(Material for the task)
========

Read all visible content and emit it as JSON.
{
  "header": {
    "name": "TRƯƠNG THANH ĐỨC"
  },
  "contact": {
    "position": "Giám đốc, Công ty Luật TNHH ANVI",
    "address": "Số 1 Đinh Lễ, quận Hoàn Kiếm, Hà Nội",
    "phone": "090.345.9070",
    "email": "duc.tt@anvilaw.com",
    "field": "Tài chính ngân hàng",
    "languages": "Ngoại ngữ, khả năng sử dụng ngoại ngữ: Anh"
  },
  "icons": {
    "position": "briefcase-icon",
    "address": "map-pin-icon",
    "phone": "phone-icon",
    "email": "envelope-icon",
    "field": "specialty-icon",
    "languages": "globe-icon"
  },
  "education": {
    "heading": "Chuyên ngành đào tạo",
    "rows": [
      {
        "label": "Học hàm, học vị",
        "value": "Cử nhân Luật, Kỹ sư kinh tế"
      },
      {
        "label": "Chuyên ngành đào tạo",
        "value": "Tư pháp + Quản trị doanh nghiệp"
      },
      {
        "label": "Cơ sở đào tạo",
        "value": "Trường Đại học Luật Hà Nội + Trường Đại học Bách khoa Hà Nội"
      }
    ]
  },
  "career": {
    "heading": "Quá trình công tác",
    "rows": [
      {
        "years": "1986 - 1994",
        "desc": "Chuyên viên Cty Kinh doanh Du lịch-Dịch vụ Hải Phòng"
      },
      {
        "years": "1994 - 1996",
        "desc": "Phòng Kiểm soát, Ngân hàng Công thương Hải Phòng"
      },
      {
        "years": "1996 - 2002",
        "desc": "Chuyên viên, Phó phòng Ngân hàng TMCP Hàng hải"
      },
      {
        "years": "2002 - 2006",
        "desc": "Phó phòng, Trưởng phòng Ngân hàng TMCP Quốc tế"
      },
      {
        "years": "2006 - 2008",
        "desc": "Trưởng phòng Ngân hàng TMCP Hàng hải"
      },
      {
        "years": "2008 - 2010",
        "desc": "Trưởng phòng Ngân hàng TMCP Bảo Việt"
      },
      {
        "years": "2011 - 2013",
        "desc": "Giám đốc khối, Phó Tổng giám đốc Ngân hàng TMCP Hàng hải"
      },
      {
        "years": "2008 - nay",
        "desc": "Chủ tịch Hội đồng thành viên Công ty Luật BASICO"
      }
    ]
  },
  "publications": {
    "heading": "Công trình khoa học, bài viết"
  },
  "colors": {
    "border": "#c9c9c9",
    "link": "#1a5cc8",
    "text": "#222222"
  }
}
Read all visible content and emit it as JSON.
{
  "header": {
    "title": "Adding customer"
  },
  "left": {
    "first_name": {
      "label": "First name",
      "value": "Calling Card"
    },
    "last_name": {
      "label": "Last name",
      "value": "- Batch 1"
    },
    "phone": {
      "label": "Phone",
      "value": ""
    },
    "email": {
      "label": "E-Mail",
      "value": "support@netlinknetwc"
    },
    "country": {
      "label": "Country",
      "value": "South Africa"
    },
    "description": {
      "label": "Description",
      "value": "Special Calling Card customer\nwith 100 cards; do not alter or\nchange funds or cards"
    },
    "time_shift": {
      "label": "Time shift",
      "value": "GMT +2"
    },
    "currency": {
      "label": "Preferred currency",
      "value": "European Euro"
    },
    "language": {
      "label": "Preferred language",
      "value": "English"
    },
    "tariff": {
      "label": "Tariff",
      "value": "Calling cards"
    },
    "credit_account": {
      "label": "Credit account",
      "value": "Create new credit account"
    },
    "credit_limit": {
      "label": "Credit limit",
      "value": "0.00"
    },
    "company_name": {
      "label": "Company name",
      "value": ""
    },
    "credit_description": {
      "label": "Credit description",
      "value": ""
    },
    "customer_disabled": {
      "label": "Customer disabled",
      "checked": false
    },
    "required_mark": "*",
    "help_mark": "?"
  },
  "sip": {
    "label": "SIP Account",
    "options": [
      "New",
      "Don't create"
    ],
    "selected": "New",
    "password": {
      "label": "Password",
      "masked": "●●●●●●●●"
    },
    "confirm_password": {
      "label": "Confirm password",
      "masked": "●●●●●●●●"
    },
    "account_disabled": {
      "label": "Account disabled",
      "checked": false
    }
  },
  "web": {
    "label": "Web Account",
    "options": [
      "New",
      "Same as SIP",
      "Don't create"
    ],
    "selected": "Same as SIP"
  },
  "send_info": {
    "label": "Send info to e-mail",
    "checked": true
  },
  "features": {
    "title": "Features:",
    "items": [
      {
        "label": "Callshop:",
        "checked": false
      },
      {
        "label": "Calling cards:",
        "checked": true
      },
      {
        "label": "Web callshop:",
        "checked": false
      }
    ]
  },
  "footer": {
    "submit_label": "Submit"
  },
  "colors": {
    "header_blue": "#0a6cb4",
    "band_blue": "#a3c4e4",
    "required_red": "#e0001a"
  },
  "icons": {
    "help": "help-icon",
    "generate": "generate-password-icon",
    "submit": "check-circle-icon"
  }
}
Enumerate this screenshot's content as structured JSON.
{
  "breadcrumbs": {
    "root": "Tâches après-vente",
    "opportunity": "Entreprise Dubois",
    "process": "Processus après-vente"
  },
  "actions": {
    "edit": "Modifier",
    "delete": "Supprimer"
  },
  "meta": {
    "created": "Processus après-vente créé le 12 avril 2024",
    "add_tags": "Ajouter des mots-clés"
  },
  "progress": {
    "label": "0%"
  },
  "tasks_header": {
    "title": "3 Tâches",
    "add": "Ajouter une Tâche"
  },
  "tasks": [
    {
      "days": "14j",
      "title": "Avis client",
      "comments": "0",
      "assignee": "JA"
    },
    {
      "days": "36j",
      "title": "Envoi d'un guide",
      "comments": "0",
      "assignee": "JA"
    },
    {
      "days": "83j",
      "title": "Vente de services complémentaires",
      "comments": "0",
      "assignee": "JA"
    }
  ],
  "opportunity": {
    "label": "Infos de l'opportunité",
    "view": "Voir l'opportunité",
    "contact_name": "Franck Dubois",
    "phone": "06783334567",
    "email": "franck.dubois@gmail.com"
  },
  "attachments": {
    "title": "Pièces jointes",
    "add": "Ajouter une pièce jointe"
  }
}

========

Set down the listing in full, keeping every word exactly as it is.

(Answer)
Read all visible content and emit it as JSON.
{
  "header": {
    "name": "TRƯƠNG THANH ĐỨC"
  },
  "contact": {
    "position": "Giám đốc, Công ty Luật TNHH ANVI",
    "address": "Số 1 Đinh Lễ, quận Hoàn Kiếm, Hà Nội",
    "phone": "090.345.9070",
    "email": "duc.tt@anvilaw.com",
    "field": "Tài chính ngân hàng",
    "languages": "Ngoại ngữ, khả năng sử dụng ngoại ngữ: Anh"
  },
  "icons": {
    "position": "briefcase-icon",
    "address": "map-pin-icon",
    "phone": "phone-icon",
    "email": "envelope-icon",
    "field": "specialty-icon",
    "languages": "globe-icon"
  },
  "education": {
    "heading": "Chuyên ngành đào tạo",
    "rows": [
      {
        "label": "Học hàm, học vị",
        "value": "Cử nhân Luật, Kỹ sư kinh tế"
      },
      {
        "label": "Chuyên ngành đào tạo",
        "value": "Tư pháp + Quản trị doanh nghiệp"
      },
      {
        "label": "Cơ sở đào tạo",
        "value": "Trường Đại học Luật Hà Nội + Trường Đại học Bách khoa Hà Nội"
      }
    ]
  },
  "career": {
    "heading": "Quá trình công tác",
    "rows": [
      {
        "years": "1986 - 1994",
        "desc": "Chuyên viên Cty Kinh doanh Du lịch-Dịch vụ Hải Phòng"
      },
      {
        "years": "1994 - 1996",
        "desc": "Phòng Kiểm soát, Ngân hàng Công thương Hải Phòng"
      },
      {
        "years": "1996 - 2002",
        "desc": "Chuyên viên, Phó phòng Ngân hàng TMCP Hàng hải"
      },
      {
        "years": "2002 - 2006",
        "desc": "Phó phòng, Trưởng phòng Ngân hàng TMCP Quốc tế"
      },
      {
        "years": "2006 - 2008",
        "desc": "Trưởng phòng Ngân hàng TMCP Hàng hải"
      },
      {
        "years": "2008 - 2010",
        "desc": "Trưởng phòng Ngân hàng TMCP Bảo Việt"
      },
      {
        "years": "2011 - 2013",
        "desc": "Giám đốc khối, Phó Tổng giám đốc Ngân hàng TMCP Hàng hải"
      },
      {
        "years": "2008 - nay",
        "desc": "Chủ tịch Hội đồng thành viên Công ty Luật BASICO"
      }
    ]
  },
  "publications": {
    "heading": "Công trình khoa học, bài viết"
  },
  "colors": {
    "border": "#c9c9c9",
    "link": "#1a5cc8",
    "text": "#222222"
  }
}
Read all visible content and emit it as JSON.
{
  "header": {
    "title": "Adding customer"
  },
  "left": {
    "first_name": {
      "label": "First name",
      "value": "Calling Card"
    },
    "last_name": {
      "label": "Last name",
      "value": "- Batch 1"
    },
    "phone": {
      "label": "Phone",
      "value": ""
    },
    "email": {
      "label": "E-Mail",
      "value": "support@netlinknetwc"
    },
    "country": {
      "label": "Country",
      "value": "South Africa"
    },
    "description": {
      "label": "Description",
      "value": "Special Calling Card customer\nwith 100 cards; do not alter or\nchange funds or cards"
    },
    "time_shift": {
      "label": "Time shift",
      "value": "GMT +2"
    },
    "currency": {
      "label": "Preferred currency",
      "value": "European Euro"
    },
    "language": {
      "label": "Preferred language",
      "value": "English"
    },
    "tariff": {
      "label": "Tariff",
      "value": "Calling cards"
    },
    "credit_account": {
      "label": "Credit account",
      "value": "Create new credit account"
    },
    "credit_limit": {
      "label": "Credit limit",
      "value": "0.00"
    },
    "company_name": {
      "label": "Company name",
      "value": ""
    },
    "credit_description": {
      "label": "Credit description",
      "value": ""
    },
    "customer_disabled": {
      "label": "Customer disabled",
      "checked": false
    },
    "required_mark": "*",
    "help_mark": "?"
  },
  "sip": {
    "label": "SIP Account",
    "options": [
      "New",
      "Don't create"
    ],
    "selected": "New",
    "password": {
      "label": "Password",
      "masked": "●●●●●●●●"
    },
    "confirm_password": {
      "label": "Confirm password",
      "masked": "●●●●●●●●"
    },
    "account_disabled": {
      "label": "Account disabled",
      "checked": false
    }
  },
  "web": {
    "label": "Web Account",
    "options": [
      "New",
      "Same as SIP",
      "Don't create"
    ],
    "selected": "Same as SIP"
  },
  "send_info": {
    "label": "Send info to e-mail",
    "checked": true
  },
  "features": {
    "title": "Features:",
    "items": [
      {
        "label": "Callshop:",
        "checked": false
      },
      {
        "label": "Calling cards:",
        "checked": true
      },
      {
        "label": "Web callshop:",
        "checked": false
      }
    ]
  },
  "footer": {
    "submit_label": "Submit"
  },
  "colors": {
    "header_blue": "#0a6cb4",
    "band_blue": "#a3c4e4",
    "required_red": "#e0001a"
  },
  "icons": {
    "help": "help-icon",
    "generate": "generate-password-icon",
    "submit": "check-circle-icon"
  }
}
Enumerate this screenshot's content as structured JSON.
{
  "breadcrumbs": {
    "root": "Tâches après-vente",
    "opportunity": "Entreprise Dubois",
    "process": "Processus après-vente"
  },
  "actions": {
    "edit": "Modifier",
    "delete": "Supprimer"
  },
  "meta": {
    "created": "Processus après-vente créé le 12 avril 2024",
    "add_tags": "Ajouter des mots-clés"
  },
  "progress": {
    "label": "0%"
  },
  "tasks_header": {
    "title": "3 Tâches",
    "add": "Ajouter une Tâche"
  },
  "tasks": [
    {
      "days": "14j",
      "title": "Avis client",
      "comments": "0",
      "assignee": "JA"
    },
    {
      "days": "36j",
      "title": "Envoi d'un guide",
      "comments": "0",
      "assignee": "JA"
    },
    {
      "days": "83j",
      "title": "Vente de services complémentaires",
      "comments": "0",
      "assignee": "JA"
    }
  ],
  "opportunity": {
    "label": "Infos de l'opportunité",
    "view": "Voir l'opportunité",
    "contact_name": "Franck Dubois",
    "phone": "06783334567",
    "email": "franck.dubois@gmail.com"
  },
  "attachments": {
    "title": "Pièces jointes",
    "add": "Ajouter une pièce jointe"
  }
}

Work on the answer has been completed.